» Task brief:
Gather every line of the data below that contains the string "text", and copy each one in full.

» Data for this task:
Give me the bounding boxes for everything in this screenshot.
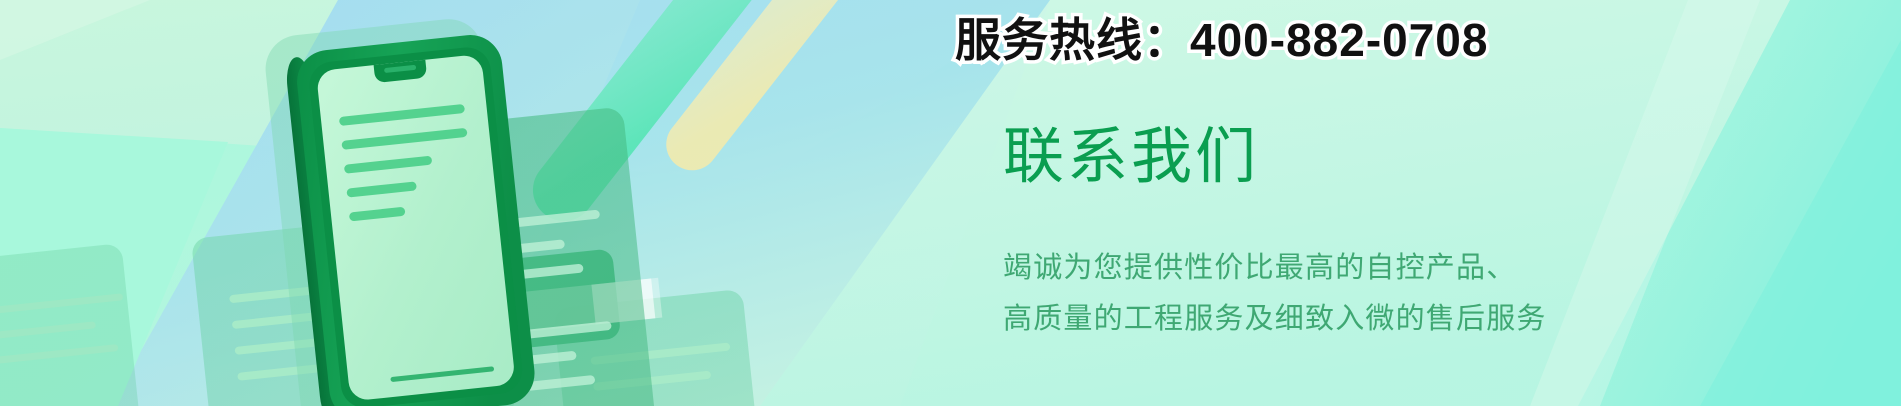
background-facets — [0, 0, 1901, 406]
smartphone-shape — [284, 32, 538, 406]
page-title: 联系我们 — [1003, 123, 1259, 190]
subtitle-line-1: 竭诚为您提供性价比最高的自控产品、 — [1003, 254, 1516, 283]
contact-us-banner: 服务热线：400-882-0708 联系我们 竭诚为您提供性价比最高的自控产品、… — [0, 0, 1901, 406]
service-hotline-text: 服务热线：400-882-0708 — [955, 14, 1488, 67]
subtitle-line-2: 高质量的工程服务及细致入微的售后服务 — [1003, 305, 1547, 334]
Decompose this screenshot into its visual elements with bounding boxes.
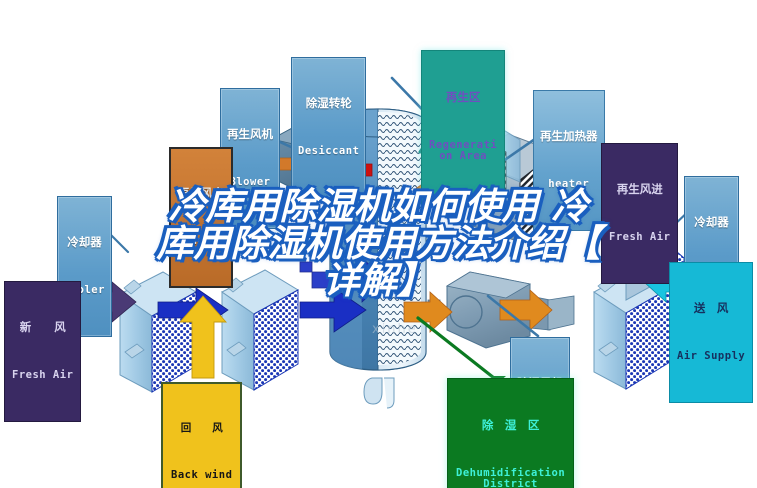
label-back-wind-en: Back wind (171, 470, 232, 482)
label-regeneration-heater: 再生加热器 heater (533, 90, 605, 231)
label-regeneration-heater-en: heater (540, 179, 598, 191)
label-back-wind-cn: 回 风 (171, 423, 232, 435)
label-fresh-air: 新 风 Fresh Air (4, 281, 81, 422)
label-regeneration-area-en: Regenerati on Area (429, 140, 497, 164)
label-fresh-air-cn: 新 风 (12, 321, 73, 334)
label-regeneration-exhaust-cn: 再生风出 (177, 187, 225, 200)
label-air-supply: 送 风 Air Supply (669, 262, 753, 403)
label-regen-fresh-air-cn: 再生风进 (609, 183, 670, 196)
label-fresh-air-en: Fresh Air (12, 370, 73, 382)
label-dehumid-district-cn: 除 湿 区 (456, 419, 565, 432)
label-regeneration-area: 再生区 Regenerati on Area (421, 50, 505, 205)
label-regeneration-blower-cn: 再生风机 (227, 128, 273, 141)
label-regeneration-fresh-air-in: 再生风进 Fresh Air (601, 143, 678, 284)
label-regeneration-heater-cn: 再生加热器 (540, 130, 598, 143)
diagram-canvas: xinhe (0, 0, 757, 488)
label-back-wind: 回 风 Back wind (161, 382, 242, 488)
label-regeneration-blower-en: Blower (227, 177, 273, 189)
label-desiccant-wheel-cn: 除湿转轮 (298, 97, 359, 110)
label-regeneration-area-cn: 再生区 (429, 91, 497, 104)
label-cooler-left-cn: 冷却器 (64, 236, 105, 249)
svg-text:xinhe: xinhe (372, 322, 418, 337)
label-cooler-right-cn: 冷却器 (691, 216, 732, 229)
label-desiccant-wheel-en: Desiccant (298, 146, 359, 158)
label-desiccant-wheel: 除湿转轮 Desiccant (291, 57, 366, 198)
label-dehumid-district-en: Dehumidification District (456, 468, 565, 488)
label-dehumidification-district: 除 湿 区 Dehumidification District (447, 378, 574, 488)
label-air-supply-cn: 送 风 (677, 302, 745, 315)
label-air-supply-en: Air Supply (677, 351, 745, 363)
label-regeneration-exhaust-en: Exhaust (177, 236, 225, 248)
label-regeneration-exhaust: 再生风出 Exhaust (169, 147, 233, 288)
label-regen-fresh-air-en: Fresh Air (609, 232, 670, 244)
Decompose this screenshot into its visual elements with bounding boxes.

» Task output:
service-hotline-text: 服务热线：400-882-0708 — [955, 14, 1488, 67]
svg-text:xinhe: xinhe (372, 322, 418, 337)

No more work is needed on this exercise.